This article will list some of my Quora answers for the week.
The only things we know is:
- To expect the unexpected when it comes to markets
- That the general trend will be higher over the decades. Just type into Google “record closes for the Dow Jones, S&P500 and Nasdaq” and you will see a pattern emerge……and that isn’t adjusted for reinvesting dividends either
- Despite number 2, markets will regularly go down and even crash. Over a 40–50 year investing career, you might see 10 or more big falls. So markets take the scenic route to record highs sometimes . Just look at recent big daily declines in the last 15–20 years
4. People who can’t deal with 20%, 30% or 50% declines will panic sell and lose.
5. Those that understand that stock market declines are actually good for the long-term investor will keep investing, not time markets and take advantage of any falls
6. Any net buyer of units (younger people and even some middle-aged people) should want markets to go down but shouldn’t keep money in cash waiting for those falls. Any net seller of units (those about to retire or those in retirement) should want markets to go up and up. Having said that, they should have assets in bonds as well for diversification.
7. Nobody can consistently time markets. I know countless “finance pros”. I don’t know one who has consistently timed the stock market. To paraphrase Vanguard Founder Jack Bogle, “i don’t know anybody who has timed stock markets long-term. I don’t even know anybody who knows anybody who has timed the markets”.
8. You won’t beat the market by listening to sensationalist media outlets as those pundits themselves aren’t beating the market by taking their own advice as per numerous studies done on CNBC and Bloomberg pundits, as per one of the links below
So in conclusion, don’t worry about it. It doesn’t matter for the long-term investor if markets are up or down sharply in the next few months or years.
You should continue to invest in either situation.
Skills and especially choices can help with wealth. The problem is everybody wants change but few want to change their choices.
Most want an extraordinary life but few are willing to make extraordinary choices.
Extraordinary choices are more likely to get extradorinaiy results.
Simple example – let’s say you want to retire at 40. You have a few extraordinary choices which will increase the probabilities
- Emigrate to a low cost country could help like a low-cost beach resort in SE Asia or somewhere in Eastern Europe.
2. Alternatively, investing from 18, even small amounts from your first part-time job and then doubling down once you have a full-time job, increases your chances.
3. Or perhaps you could try starting your own business or get a commission-only, or mainly commission based, job when you are young enough to not have to care about the risks. If you fail, you fail, but you have little to lose as a 22 or 24 year old if you can pay the bills for 6 or 12 months.
The problem is, most people are risk adverse when they have little or nothing to lose.
It makes sense to be a bit risk adverse if you are 35 with a disabled kid and a mortgage.
It makes sense to be relatively risk adverse if you have $10m and don’t need to take anymore big risks.
It doesn’t make sense to follow societies “path” when you are 18, 20, 22 or 24 and have little or nothing to lose.
You will regret putting yourself and your kids on the street in later years.
You almost for sure won’t regret “losing” 5k trying to start your own business or taking another “risk” when you were very young.
= = = =
[Set of tasks]
**1)** Repeat verbatim the part of the investing article starting at "Extraordinary choices are" and ending at "or 12 months.".
**2)** Answer these from the investing article:
(a) Over a 40–50 year investing career, how many big market falls might you see?
(b) Which Vanguard founder does the article paraphrase?
(c) Where does the article suggest emigrating to for a lower cost of living?
= = = =
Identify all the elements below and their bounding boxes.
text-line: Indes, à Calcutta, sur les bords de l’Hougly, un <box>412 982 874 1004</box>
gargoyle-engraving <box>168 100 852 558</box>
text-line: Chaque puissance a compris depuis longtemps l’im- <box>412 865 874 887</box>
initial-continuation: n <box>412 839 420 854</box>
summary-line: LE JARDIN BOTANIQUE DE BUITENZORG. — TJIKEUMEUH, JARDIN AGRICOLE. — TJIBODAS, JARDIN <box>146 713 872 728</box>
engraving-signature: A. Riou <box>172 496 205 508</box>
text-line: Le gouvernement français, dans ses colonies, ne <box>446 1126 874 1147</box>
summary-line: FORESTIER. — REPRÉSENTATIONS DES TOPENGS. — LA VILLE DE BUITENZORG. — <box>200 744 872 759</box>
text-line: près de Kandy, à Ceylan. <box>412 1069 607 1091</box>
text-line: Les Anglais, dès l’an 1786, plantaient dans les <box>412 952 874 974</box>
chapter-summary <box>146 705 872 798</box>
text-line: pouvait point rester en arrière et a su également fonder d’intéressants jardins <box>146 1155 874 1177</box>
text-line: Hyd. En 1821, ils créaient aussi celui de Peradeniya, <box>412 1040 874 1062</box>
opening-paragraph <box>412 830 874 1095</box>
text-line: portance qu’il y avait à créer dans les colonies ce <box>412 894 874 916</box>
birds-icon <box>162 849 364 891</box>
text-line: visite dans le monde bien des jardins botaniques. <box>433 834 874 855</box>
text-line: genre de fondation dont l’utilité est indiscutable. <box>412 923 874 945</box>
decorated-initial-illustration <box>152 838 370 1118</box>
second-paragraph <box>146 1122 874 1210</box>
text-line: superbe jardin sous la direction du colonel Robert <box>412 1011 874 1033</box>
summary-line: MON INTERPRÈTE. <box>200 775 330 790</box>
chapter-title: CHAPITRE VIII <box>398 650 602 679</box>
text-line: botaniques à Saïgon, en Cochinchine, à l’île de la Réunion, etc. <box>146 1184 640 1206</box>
= = = =
[Answers by item]
**1)**
Extraordinary choices are more likely to get extradorinaiy results.
Simple example – let’s say you want to retire at 40. You have a few extraordinary choices which will increase the probabilities
- Emigrate to a low cost country could help like a low-cost beach resort in SE Asia or somewhere in Eastern Europe.
2. Alternatively, investing from 18, even small amounts from your first part-time job and then doubling down once you have a full-time job, increases your chances.
3. Or perhaps you could try starting your own business or get a commission-only, or mainly commission based, job when you are young enough to not have to care about the risks. If you fail, you fail, but you have little to lose as a 22 or 24 year old if you can pay the bills for 6 or 12 months.

**2)**
(a) 10 or more.
(b) Jack Bogle.
(c) A low-cost beach resort in SE Asia or somewhere in Eastern Europe.